Directions for this task
Using the data below, copy every line that contains the word "placement".
━━ Raw data
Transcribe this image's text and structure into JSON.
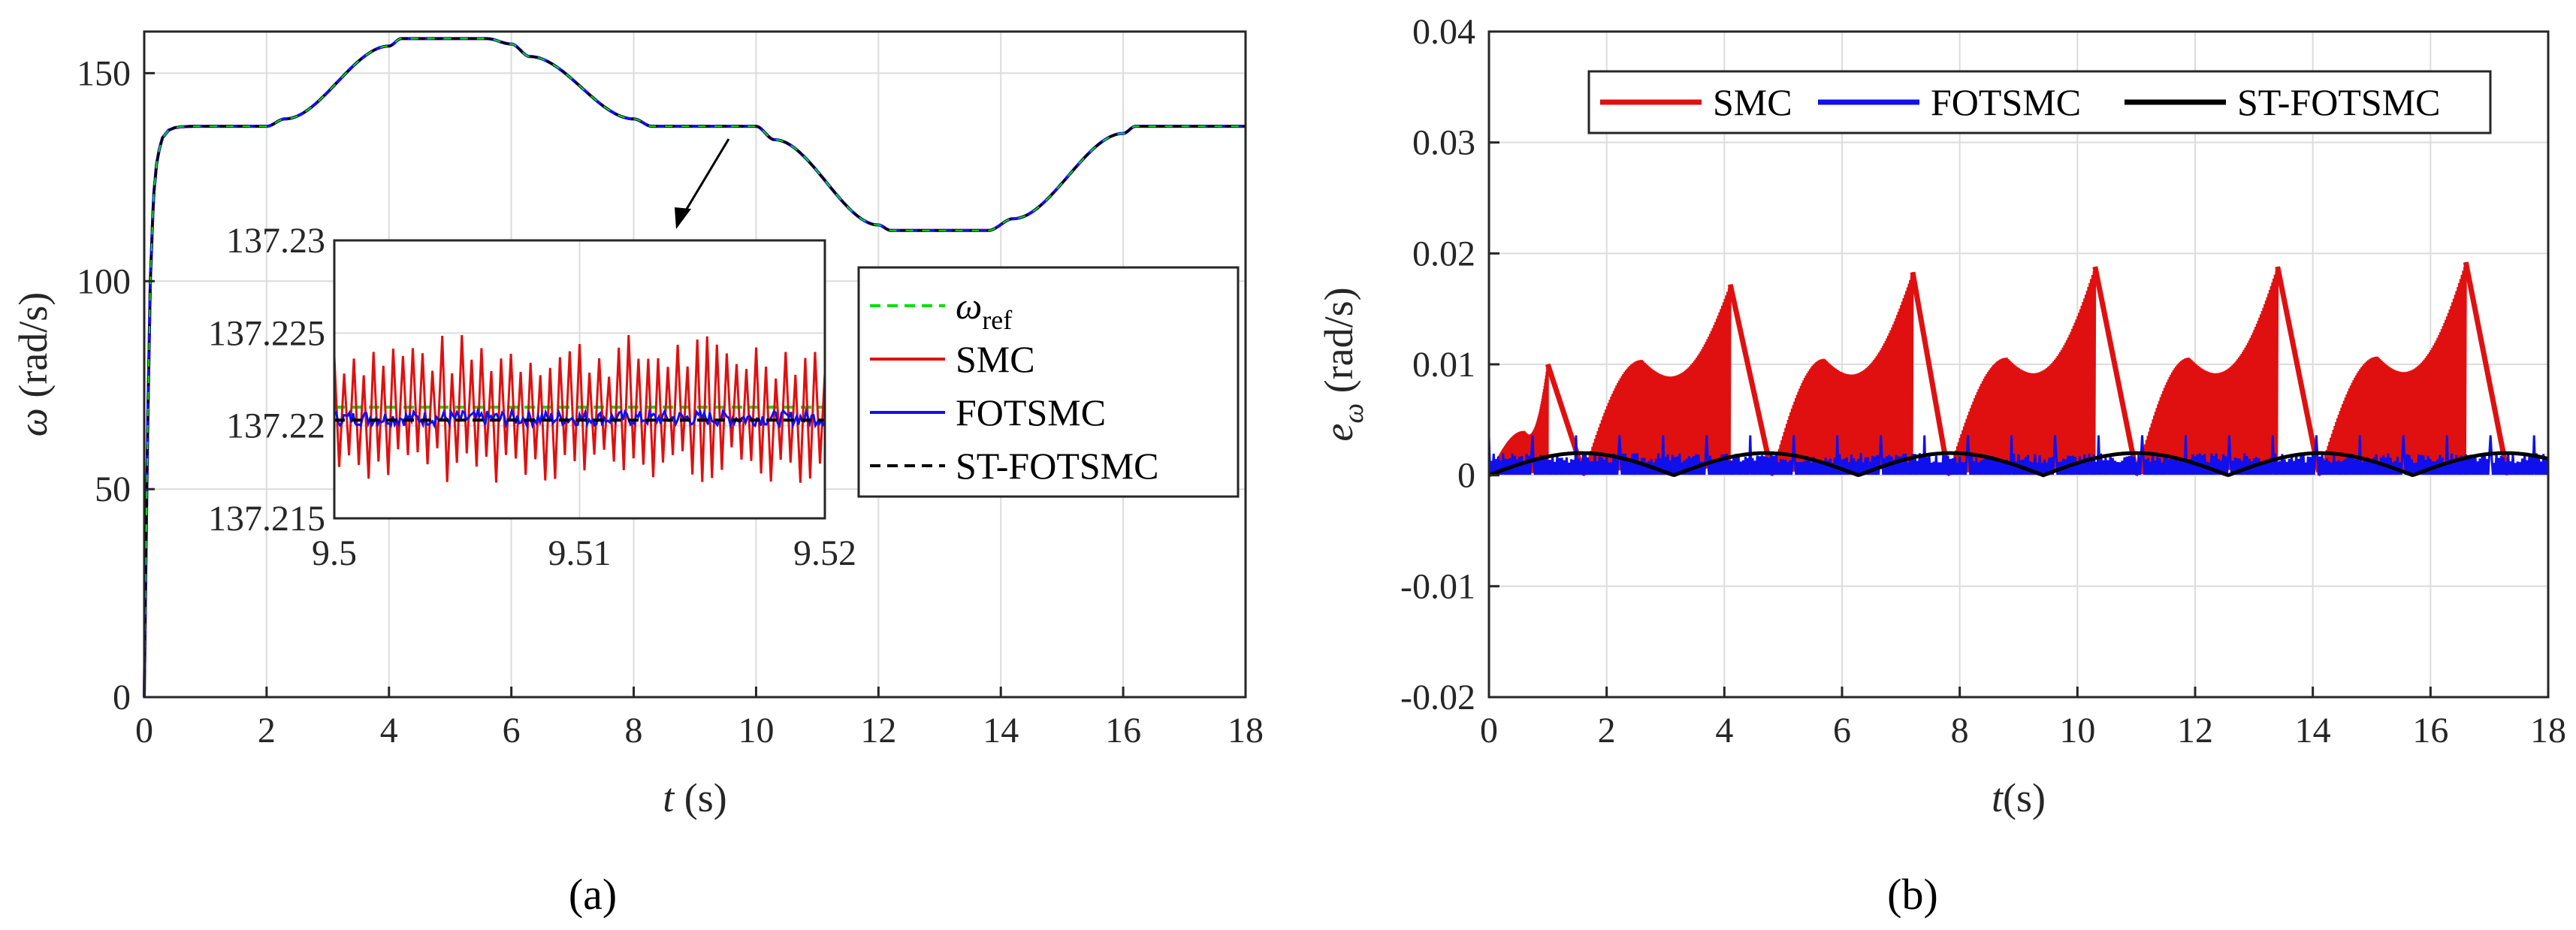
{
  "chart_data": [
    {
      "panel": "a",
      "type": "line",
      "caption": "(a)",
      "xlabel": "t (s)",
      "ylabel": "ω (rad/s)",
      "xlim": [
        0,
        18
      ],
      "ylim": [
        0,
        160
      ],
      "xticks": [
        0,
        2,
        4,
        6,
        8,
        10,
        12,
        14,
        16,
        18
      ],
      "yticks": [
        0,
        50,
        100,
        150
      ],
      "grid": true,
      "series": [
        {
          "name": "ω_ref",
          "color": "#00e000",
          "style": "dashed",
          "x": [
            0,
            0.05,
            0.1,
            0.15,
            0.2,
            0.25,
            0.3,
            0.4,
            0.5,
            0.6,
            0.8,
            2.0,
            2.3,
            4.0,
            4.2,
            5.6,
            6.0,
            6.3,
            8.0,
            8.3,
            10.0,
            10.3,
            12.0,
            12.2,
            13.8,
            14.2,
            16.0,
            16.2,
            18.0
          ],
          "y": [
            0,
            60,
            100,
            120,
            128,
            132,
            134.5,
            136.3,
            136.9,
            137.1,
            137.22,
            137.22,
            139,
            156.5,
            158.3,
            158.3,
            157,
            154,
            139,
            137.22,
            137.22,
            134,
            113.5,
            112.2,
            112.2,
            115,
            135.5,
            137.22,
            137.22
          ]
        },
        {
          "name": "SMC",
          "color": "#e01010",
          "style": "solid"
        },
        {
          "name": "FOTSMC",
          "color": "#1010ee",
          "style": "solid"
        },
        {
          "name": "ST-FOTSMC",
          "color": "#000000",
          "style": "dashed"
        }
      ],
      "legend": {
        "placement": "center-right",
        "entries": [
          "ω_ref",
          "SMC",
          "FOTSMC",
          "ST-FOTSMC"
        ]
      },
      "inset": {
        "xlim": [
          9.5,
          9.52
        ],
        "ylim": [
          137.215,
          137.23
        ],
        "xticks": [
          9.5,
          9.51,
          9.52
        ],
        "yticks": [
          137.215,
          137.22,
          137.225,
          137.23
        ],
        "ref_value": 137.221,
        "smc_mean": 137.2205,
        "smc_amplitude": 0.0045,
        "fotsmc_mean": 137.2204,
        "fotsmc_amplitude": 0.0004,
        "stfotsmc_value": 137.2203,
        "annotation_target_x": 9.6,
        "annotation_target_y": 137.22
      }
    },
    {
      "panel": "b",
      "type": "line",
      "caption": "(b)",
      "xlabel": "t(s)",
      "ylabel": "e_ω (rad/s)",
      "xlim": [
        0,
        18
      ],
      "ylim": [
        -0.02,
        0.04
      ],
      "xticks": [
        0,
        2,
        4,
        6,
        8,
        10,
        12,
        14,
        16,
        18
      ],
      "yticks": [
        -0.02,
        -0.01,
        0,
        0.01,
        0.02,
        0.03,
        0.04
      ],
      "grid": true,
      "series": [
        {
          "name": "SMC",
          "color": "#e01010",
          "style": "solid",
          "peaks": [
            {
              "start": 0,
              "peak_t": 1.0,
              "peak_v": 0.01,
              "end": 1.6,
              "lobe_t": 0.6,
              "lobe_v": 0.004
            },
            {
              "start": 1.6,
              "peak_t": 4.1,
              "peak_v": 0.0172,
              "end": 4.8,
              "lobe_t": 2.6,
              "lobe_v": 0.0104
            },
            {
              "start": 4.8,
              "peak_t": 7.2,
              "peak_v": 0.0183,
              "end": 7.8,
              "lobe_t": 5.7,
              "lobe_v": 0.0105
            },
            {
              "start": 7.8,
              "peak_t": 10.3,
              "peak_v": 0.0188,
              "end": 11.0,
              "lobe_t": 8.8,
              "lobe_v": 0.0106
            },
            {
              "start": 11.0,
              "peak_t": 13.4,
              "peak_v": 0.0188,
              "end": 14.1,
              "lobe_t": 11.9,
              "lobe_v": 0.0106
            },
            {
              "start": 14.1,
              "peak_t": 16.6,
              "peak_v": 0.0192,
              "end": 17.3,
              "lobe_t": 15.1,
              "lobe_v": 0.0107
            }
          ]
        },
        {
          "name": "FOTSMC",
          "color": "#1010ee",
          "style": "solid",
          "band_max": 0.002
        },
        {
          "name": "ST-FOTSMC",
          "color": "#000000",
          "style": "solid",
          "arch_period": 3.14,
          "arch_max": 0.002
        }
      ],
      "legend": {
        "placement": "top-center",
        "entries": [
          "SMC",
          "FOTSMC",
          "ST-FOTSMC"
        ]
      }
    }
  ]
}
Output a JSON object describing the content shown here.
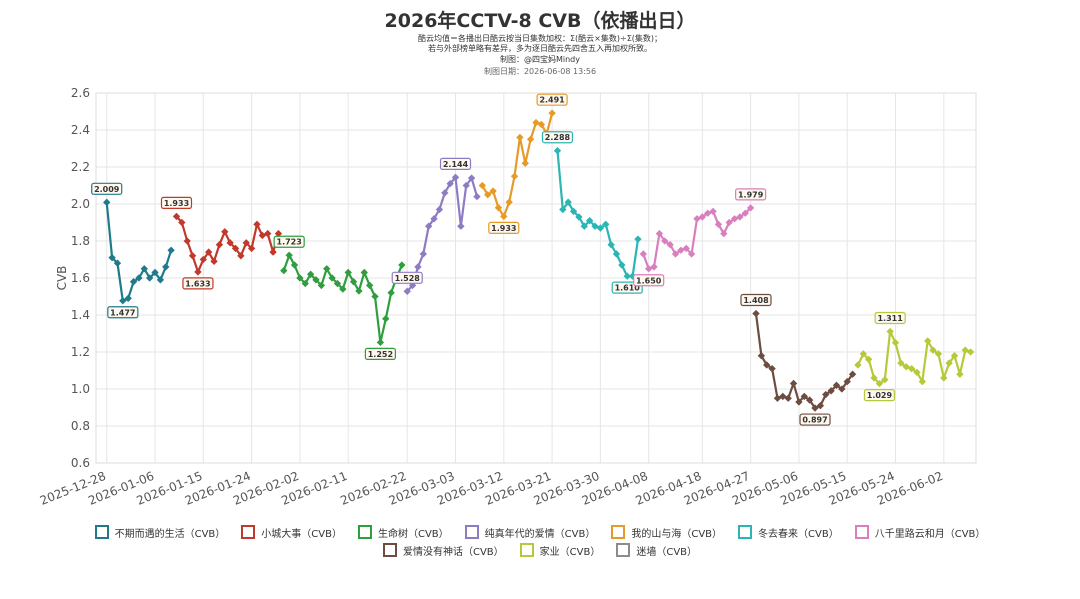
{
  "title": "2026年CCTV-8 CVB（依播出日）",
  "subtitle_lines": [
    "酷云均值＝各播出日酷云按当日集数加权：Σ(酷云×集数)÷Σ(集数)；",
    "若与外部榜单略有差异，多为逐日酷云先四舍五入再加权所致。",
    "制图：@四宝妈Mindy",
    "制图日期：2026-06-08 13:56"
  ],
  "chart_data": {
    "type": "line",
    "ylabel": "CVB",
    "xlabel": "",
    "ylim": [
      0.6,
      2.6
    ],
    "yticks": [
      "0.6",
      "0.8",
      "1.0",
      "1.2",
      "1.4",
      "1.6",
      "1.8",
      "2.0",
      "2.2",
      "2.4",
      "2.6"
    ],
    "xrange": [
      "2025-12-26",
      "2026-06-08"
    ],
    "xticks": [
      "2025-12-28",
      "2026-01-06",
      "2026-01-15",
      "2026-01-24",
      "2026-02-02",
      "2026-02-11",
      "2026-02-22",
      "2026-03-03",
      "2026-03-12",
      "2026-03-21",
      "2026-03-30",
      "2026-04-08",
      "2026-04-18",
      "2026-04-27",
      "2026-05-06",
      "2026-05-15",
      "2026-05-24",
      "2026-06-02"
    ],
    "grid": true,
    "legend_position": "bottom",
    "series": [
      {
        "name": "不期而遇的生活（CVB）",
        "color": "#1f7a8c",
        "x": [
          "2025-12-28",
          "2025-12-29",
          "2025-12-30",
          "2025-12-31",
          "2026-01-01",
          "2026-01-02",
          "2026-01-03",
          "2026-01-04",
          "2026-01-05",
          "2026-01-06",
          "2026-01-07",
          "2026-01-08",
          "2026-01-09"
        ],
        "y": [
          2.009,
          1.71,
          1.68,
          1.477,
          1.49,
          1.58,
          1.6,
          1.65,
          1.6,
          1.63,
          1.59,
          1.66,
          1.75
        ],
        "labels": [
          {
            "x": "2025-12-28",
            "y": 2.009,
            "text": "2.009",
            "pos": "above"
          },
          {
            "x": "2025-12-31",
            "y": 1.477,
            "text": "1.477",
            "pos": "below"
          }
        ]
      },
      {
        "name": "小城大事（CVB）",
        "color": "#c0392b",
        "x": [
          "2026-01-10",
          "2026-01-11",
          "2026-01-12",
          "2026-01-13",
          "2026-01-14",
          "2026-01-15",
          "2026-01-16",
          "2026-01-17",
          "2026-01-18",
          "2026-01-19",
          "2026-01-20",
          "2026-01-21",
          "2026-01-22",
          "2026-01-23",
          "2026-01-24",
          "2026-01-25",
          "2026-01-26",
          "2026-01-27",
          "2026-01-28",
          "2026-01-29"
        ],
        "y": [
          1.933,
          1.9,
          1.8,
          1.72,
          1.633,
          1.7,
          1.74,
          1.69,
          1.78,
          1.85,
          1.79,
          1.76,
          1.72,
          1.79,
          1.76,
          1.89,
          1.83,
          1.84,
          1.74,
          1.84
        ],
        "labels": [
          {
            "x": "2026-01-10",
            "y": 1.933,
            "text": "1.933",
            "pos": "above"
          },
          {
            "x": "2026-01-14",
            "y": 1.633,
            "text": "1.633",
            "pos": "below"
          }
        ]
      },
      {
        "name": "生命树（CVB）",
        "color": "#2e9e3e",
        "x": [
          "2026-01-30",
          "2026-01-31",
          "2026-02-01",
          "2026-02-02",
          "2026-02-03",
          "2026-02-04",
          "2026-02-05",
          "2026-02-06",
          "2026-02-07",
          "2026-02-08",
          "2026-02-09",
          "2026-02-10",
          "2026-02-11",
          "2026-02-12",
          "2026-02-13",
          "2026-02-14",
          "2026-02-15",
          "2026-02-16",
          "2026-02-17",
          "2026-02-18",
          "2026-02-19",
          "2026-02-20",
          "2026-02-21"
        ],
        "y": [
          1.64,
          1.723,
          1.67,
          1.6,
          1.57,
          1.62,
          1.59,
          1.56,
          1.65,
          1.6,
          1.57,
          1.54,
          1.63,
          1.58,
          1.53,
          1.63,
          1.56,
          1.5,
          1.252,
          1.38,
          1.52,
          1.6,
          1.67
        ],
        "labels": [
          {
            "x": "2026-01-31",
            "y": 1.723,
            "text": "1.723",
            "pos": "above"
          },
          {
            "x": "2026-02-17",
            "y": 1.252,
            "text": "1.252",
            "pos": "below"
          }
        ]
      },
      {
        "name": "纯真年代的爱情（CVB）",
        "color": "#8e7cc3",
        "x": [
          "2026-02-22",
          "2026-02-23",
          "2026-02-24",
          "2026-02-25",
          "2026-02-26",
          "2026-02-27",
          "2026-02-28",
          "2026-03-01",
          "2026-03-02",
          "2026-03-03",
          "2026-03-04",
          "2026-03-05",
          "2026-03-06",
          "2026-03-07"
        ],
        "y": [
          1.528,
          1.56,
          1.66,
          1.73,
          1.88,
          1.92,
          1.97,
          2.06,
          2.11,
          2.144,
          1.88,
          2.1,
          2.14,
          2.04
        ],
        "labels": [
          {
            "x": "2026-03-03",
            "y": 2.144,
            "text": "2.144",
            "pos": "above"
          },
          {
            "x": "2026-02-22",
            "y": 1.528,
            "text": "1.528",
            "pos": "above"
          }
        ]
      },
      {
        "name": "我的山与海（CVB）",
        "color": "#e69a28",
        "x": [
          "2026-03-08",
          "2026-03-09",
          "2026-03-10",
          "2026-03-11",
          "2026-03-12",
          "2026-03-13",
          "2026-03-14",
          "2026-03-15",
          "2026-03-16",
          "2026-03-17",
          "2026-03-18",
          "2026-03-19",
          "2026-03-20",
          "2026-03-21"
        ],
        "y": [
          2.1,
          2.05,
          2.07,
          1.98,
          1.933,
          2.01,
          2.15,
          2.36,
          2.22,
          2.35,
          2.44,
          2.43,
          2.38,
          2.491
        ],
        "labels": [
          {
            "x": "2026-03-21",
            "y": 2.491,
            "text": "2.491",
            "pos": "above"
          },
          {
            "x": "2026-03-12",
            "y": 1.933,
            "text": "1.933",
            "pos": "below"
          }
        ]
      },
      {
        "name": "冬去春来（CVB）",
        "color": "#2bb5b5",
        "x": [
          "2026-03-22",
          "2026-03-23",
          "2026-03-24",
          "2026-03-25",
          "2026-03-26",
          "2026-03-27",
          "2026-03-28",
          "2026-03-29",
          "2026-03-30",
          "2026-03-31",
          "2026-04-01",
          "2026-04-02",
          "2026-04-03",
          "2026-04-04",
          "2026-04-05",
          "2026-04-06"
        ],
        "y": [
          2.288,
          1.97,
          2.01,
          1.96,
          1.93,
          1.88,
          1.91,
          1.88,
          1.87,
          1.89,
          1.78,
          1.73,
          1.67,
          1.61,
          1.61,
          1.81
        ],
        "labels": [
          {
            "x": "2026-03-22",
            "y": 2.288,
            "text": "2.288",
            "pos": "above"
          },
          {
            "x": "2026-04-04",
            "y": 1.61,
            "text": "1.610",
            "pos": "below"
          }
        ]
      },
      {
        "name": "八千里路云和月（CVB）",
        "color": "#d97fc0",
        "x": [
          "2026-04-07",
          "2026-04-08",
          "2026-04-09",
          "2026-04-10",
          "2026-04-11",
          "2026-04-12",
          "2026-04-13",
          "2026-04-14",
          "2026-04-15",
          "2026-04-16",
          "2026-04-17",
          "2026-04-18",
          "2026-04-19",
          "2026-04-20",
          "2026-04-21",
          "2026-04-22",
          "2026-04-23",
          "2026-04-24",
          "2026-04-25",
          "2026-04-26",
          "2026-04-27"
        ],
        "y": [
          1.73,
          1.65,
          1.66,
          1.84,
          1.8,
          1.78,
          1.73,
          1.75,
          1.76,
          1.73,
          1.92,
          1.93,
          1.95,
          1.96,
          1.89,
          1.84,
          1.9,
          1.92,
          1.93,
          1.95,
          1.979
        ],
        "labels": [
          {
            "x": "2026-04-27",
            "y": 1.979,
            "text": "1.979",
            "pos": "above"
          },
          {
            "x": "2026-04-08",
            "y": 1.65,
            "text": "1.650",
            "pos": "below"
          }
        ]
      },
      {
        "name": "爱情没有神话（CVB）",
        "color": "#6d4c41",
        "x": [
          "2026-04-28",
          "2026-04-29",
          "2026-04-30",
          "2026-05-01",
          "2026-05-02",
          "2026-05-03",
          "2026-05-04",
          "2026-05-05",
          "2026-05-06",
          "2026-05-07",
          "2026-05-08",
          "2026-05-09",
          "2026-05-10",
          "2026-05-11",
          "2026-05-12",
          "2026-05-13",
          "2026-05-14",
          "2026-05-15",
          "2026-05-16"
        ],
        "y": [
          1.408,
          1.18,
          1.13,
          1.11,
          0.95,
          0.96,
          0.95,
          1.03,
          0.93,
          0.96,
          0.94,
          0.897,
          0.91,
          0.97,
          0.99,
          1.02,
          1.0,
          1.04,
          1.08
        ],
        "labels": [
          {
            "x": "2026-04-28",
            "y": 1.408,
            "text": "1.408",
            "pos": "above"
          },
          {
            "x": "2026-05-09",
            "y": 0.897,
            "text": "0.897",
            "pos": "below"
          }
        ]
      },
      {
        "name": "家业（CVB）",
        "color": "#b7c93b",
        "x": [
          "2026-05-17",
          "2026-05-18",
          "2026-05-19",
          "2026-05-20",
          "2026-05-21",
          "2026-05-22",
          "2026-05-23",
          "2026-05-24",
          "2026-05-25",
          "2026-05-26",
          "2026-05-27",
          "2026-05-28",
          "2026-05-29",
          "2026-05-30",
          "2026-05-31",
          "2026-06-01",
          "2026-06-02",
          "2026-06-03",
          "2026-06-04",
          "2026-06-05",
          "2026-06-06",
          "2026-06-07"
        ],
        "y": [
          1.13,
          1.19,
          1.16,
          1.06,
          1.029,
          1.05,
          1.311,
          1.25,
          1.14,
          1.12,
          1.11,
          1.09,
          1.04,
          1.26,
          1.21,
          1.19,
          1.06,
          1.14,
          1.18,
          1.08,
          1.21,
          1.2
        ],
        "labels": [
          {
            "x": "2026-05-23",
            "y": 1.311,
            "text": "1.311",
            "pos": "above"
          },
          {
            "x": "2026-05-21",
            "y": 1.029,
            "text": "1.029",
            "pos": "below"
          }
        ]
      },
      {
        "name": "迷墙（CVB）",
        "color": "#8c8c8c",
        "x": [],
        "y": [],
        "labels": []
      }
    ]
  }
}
━━━━
Result of the exercise
        "placement": "center-right",
        "placement": "top-center",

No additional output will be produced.